** Start INPUT ROWS **

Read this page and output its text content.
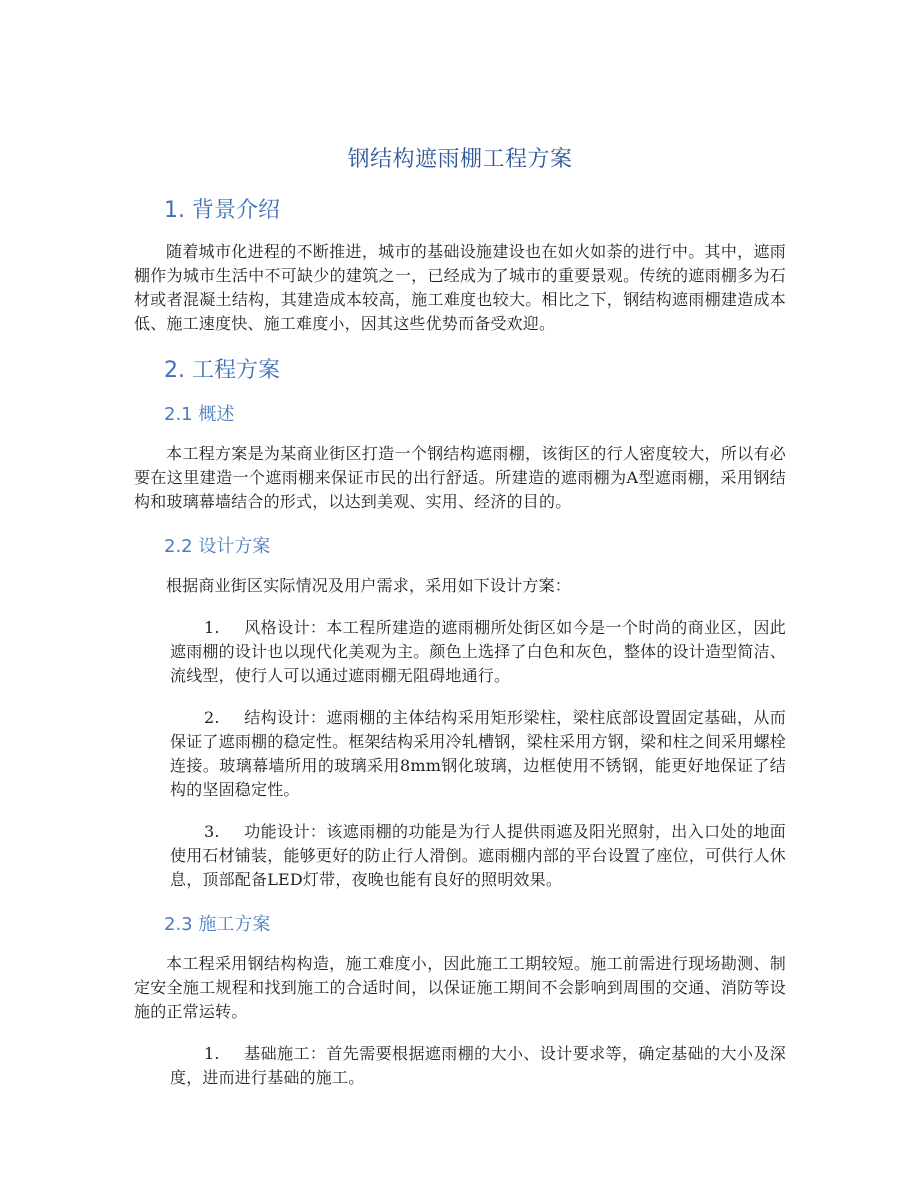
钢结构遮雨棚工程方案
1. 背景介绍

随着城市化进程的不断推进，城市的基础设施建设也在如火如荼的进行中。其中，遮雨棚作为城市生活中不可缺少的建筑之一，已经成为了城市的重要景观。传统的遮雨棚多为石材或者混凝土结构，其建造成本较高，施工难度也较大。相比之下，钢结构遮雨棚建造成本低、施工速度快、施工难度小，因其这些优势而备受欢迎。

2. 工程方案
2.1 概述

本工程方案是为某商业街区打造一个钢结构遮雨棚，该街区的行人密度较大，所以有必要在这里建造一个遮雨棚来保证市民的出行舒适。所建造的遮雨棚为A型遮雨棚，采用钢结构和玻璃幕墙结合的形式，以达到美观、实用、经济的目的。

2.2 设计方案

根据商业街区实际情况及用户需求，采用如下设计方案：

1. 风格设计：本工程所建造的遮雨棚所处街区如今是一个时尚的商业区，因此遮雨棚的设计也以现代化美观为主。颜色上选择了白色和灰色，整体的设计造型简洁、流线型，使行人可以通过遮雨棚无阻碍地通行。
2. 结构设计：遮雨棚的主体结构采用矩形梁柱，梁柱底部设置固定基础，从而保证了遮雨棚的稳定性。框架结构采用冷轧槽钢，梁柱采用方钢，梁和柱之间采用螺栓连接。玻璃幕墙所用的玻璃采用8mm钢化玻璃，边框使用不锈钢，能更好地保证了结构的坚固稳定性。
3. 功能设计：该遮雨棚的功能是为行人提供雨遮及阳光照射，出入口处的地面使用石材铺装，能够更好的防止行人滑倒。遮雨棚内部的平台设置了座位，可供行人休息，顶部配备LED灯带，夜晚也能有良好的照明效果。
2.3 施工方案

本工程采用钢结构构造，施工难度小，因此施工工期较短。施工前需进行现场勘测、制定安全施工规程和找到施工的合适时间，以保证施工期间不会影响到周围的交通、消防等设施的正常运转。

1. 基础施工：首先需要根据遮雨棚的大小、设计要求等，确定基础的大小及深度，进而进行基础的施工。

** End INPUT ROWS **
** Start INPUT ROWS **

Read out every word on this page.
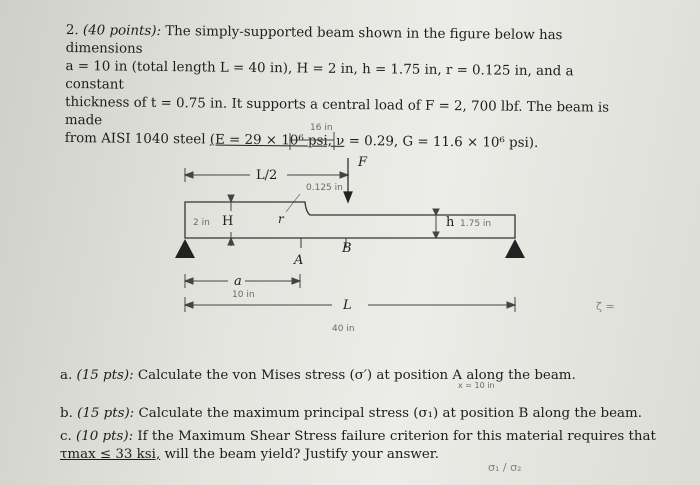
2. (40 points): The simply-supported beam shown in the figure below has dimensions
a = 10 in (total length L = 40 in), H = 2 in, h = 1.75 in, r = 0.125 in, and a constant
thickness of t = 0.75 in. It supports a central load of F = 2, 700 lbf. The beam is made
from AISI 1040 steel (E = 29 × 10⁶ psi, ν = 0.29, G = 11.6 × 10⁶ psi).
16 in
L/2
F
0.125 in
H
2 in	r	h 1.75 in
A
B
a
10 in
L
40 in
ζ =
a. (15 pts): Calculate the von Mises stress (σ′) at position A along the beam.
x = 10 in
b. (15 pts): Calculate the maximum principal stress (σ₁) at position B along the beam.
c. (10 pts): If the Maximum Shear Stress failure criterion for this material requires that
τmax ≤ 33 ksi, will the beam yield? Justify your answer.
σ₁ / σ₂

** End INPUT ROWS **

**PROBLEM REQUIREMENTS:** From the records above, copy every line that holds the word "Read".

**TASK SOLUTION:**
Read this page and output its text content.
Read out every word on this page.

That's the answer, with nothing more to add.